Supplied material

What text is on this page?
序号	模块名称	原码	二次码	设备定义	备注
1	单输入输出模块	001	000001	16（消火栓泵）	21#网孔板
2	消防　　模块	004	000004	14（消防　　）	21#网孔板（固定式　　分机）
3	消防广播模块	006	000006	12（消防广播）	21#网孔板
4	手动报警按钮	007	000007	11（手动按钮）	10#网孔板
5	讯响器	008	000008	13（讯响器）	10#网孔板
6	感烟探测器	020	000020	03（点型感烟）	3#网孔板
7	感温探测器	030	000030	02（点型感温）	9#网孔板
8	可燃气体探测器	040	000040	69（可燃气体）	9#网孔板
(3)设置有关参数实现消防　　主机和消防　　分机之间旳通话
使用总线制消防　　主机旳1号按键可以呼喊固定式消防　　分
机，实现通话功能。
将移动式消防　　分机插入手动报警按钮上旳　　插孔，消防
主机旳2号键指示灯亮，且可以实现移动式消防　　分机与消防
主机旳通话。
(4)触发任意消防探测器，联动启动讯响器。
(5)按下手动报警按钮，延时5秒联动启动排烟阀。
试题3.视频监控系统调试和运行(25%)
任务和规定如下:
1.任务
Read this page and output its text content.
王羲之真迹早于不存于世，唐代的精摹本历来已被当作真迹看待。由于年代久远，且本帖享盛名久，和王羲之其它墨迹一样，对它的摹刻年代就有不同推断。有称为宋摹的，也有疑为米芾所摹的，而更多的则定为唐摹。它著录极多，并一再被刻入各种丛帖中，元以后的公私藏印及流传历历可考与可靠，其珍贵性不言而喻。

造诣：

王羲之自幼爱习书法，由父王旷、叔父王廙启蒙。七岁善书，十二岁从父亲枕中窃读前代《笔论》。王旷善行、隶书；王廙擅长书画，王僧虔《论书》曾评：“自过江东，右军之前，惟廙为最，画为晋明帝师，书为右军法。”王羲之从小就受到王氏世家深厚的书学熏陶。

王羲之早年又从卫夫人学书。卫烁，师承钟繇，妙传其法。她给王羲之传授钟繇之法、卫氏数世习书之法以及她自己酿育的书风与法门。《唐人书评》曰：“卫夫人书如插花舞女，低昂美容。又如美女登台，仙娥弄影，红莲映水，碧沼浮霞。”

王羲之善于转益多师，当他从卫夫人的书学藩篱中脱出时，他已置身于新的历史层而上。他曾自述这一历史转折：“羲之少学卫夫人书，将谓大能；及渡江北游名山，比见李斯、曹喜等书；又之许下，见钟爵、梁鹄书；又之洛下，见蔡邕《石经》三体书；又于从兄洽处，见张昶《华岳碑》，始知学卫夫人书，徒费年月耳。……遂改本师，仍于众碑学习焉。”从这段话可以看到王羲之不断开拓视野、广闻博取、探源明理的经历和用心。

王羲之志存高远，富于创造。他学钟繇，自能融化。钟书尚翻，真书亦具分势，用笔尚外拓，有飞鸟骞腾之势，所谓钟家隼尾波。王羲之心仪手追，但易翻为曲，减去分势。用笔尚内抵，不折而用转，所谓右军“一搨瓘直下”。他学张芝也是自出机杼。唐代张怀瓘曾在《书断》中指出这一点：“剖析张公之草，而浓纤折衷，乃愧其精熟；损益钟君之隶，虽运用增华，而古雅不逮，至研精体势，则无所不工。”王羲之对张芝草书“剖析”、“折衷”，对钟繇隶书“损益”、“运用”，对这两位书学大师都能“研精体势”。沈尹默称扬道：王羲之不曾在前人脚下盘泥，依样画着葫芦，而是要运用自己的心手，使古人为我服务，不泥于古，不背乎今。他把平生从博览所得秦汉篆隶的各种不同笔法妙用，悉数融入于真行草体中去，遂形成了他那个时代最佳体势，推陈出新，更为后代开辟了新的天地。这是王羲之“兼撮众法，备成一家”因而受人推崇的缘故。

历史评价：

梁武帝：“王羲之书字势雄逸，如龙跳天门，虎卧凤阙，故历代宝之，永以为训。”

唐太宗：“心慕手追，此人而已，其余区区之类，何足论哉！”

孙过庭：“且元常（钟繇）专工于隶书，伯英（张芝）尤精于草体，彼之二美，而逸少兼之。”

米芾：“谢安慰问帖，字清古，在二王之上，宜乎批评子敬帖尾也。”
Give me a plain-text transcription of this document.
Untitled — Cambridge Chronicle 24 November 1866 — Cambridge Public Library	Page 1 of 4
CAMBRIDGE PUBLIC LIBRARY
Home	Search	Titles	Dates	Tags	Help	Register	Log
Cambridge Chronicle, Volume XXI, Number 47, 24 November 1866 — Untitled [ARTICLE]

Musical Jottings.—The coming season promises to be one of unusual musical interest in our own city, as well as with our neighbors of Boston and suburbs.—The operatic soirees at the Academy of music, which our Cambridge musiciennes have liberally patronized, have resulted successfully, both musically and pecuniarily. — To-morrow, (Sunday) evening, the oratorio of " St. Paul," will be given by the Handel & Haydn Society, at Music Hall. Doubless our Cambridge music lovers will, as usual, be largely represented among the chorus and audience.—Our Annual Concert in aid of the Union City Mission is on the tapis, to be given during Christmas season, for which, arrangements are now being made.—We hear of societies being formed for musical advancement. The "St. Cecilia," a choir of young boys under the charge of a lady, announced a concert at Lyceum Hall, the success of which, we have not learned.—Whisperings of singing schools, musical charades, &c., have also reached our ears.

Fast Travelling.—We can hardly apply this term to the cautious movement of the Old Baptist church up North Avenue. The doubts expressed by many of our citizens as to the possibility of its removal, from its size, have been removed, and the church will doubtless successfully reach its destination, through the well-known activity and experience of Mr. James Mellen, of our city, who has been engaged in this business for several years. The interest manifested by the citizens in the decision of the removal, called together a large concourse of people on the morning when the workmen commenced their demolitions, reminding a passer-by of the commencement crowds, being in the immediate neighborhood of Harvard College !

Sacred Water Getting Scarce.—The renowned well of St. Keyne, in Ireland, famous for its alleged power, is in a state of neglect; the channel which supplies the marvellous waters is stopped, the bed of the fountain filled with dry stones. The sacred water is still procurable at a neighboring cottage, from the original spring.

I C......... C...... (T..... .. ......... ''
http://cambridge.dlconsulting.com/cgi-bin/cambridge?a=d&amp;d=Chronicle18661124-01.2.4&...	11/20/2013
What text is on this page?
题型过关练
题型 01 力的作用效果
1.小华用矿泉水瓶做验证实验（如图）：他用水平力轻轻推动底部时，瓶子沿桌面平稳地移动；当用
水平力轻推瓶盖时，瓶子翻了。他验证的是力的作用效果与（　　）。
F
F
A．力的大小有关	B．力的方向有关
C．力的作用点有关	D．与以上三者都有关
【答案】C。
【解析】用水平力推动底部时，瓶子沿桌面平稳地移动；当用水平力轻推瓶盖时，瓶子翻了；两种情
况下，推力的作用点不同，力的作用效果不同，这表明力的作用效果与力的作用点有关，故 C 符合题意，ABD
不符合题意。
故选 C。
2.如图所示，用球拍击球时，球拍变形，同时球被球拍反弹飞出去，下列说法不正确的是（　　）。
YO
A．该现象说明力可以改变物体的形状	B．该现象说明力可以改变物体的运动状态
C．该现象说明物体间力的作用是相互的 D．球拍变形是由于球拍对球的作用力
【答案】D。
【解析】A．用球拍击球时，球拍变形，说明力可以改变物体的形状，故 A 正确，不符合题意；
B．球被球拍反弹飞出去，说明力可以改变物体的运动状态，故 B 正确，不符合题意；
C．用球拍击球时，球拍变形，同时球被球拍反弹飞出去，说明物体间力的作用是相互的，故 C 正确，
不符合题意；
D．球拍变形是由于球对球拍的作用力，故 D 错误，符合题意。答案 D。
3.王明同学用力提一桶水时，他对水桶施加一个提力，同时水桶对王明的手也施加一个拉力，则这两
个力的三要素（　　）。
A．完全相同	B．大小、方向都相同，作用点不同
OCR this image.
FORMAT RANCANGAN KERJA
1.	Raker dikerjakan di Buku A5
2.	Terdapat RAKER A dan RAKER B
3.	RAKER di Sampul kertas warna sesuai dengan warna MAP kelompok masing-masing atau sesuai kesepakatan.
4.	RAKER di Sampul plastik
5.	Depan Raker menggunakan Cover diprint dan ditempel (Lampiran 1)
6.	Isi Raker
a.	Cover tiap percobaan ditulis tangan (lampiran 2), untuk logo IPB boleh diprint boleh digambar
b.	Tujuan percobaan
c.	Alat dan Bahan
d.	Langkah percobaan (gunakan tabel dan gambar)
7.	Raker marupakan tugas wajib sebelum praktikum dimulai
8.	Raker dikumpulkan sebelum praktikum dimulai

Task brief
Say how many lines of the data include the word "用球拍击球时". Respond with the number alone.

Exercise answer
3